* _Aim_: Repeat the data verbatim.

(Records excerpted from a collection)
===
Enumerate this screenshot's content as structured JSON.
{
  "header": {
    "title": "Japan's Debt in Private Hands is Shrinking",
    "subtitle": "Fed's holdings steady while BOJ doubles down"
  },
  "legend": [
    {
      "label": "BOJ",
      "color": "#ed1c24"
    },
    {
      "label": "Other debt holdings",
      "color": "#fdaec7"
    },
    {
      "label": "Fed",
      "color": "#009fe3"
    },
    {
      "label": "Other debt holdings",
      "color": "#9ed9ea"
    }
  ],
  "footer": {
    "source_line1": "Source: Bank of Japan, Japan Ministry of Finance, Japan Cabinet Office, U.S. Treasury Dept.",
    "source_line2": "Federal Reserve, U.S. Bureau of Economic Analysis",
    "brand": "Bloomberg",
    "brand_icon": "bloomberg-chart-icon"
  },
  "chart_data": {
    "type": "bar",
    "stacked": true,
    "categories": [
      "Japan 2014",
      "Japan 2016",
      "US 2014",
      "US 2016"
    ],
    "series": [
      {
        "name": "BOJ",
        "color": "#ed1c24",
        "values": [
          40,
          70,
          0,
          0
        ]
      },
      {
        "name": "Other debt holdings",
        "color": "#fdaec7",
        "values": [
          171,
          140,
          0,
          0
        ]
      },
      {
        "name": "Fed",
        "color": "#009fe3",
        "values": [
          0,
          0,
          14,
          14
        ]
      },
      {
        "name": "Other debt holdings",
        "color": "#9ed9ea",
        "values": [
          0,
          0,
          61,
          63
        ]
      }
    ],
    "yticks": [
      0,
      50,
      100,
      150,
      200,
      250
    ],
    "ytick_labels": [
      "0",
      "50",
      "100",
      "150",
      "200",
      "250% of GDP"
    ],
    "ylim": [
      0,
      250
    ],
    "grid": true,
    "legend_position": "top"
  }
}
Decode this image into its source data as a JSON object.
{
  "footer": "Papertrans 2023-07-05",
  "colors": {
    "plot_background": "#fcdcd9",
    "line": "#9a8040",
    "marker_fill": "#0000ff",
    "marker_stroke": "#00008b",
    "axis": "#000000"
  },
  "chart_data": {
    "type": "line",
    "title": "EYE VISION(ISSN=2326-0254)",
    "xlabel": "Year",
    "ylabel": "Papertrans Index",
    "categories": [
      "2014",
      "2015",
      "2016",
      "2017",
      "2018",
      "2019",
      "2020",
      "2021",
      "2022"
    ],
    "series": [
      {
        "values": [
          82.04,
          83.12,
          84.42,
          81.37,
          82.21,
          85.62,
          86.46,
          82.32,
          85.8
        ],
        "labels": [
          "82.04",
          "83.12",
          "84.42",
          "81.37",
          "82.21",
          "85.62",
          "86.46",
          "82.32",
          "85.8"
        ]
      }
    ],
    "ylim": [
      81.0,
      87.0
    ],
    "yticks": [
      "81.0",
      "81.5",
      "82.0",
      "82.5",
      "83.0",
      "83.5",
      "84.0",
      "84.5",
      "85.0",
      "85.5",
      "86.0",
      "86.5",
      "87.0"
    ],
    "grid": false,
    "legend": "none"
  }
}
===
* _Answer to this exercise_:
Enumerate this screenshot's content as structured JSON.
{
  "header": {
    "title": "Japan's Debt in Private Hands is Shrinking",
    "subtitle": "Fed's holdings steady while BOJ doubles down"
  },
  "legend": [
    {
      "label": "BOJ",
      "color": "#ed1c24"
    },
    {
      "label": "Other debt holdings",
      "color": "#fdaec7"
    },
    {
      "label": "Fed",
      "color": "#009fe3"
    },
    {
      "label": "Other debt holdings",
      "color": "#9ed9ea"
    }
  ],
  "footer": {
    "source_line1": "Source: Bank of Japan, Japan Ministry of Finance, Japan Cabinet Office, U.S. Treasury Dept.",
    "source_line2": "Federal Reserve, U.S. Bureau of Economic Analysis",
    "brand": "Bloomberg",
    "brand_icon": "bloomberg-chart-icon"
  },
  "chart_data": {
    "type": "bar",
    "stacked": true,
    "categories": [
      "Japan 2014",
      "Japan 2016",
      "US 2014",
      "US 2016"
    ],
    "series": [
      {
        "name": "BOJ",
        "color": "#ed1c24",
        "values": [
          40,
          70,
          0,
          0
        ]
      },
      {
        "name": "Other debt holdings",
        "color": "#fdaec7",
        "values": [
          171,
          140,
          0,
          0
        ]
      },
      {
        "name": "Fed",
        "color": "#009fe3",
        "values": [
          0,
          0,
          14,
          14
        ]
      },
      {
        "name": "Other debt holdings",
        "color": "#9ed9ea",
        "values": [
          0,
          0,
          61,
          63
        ]
      }
    ],
    "yticks": [
      0,
      50,
      100,
      150,
      200,
      250
    ],
    "ytick_labels": [
      "0",
      "50",
      "100",
      "150",
      "200",
      "250% of GDP"
    ],
    "ylim": [
      0,
      250
    ],
    "grid": true,
    "legend_position": "top"
  }
}
Decode this image into its source data as a JSON object.
{
  "footer": "Papertrans 2023-07-05",
  "colors": {
    "plot_background": "#fcdcd9",
    "line": "#9a8040",
    "marker_fill": "#0000ff",
    "marker_stroke": "#00008b",
    "axis": "#000000"
  },
  "chart_data": {
    "type": "line",
    "title": "EYE VISION(ISSN=2326-0254)",
    "xlabel": "Year",
    "ylabel": "Papertrans Index",
    "categories": [
      "2014",
      "2015",
      "2016",
      "2017",
      "2018",
      "2019",
      "2020",
      "2021",
      "2022"
    ],
    "series": [
      {
        "values": [
          82.04,
          83.12,
          84.42,
          81.37,
          82.21,
          85.62,
          86.46,
          82.32,
          85.8
        ],
        "labels": [
          "82.04",
          "83.12",
          "84.42",
          "81.37",
          "82.21",
          "85.62",
          "86.46",
          "82.32",
          "85.8"
        ]
      }
    ],
    "ylim": [
      81.0,
      87.0
    ],
    "yticks": [
      "81.0",
      "81.5",
      "82.0",
      "82.5",
      "83.0",
      "83.5",
      "84.0",
      "84.5",
      "85.0",
      "85.5",
      "86.0",
      "86.5",
      "87.0"
    ],
    "grid": false,
    "legend": "none"
  }
}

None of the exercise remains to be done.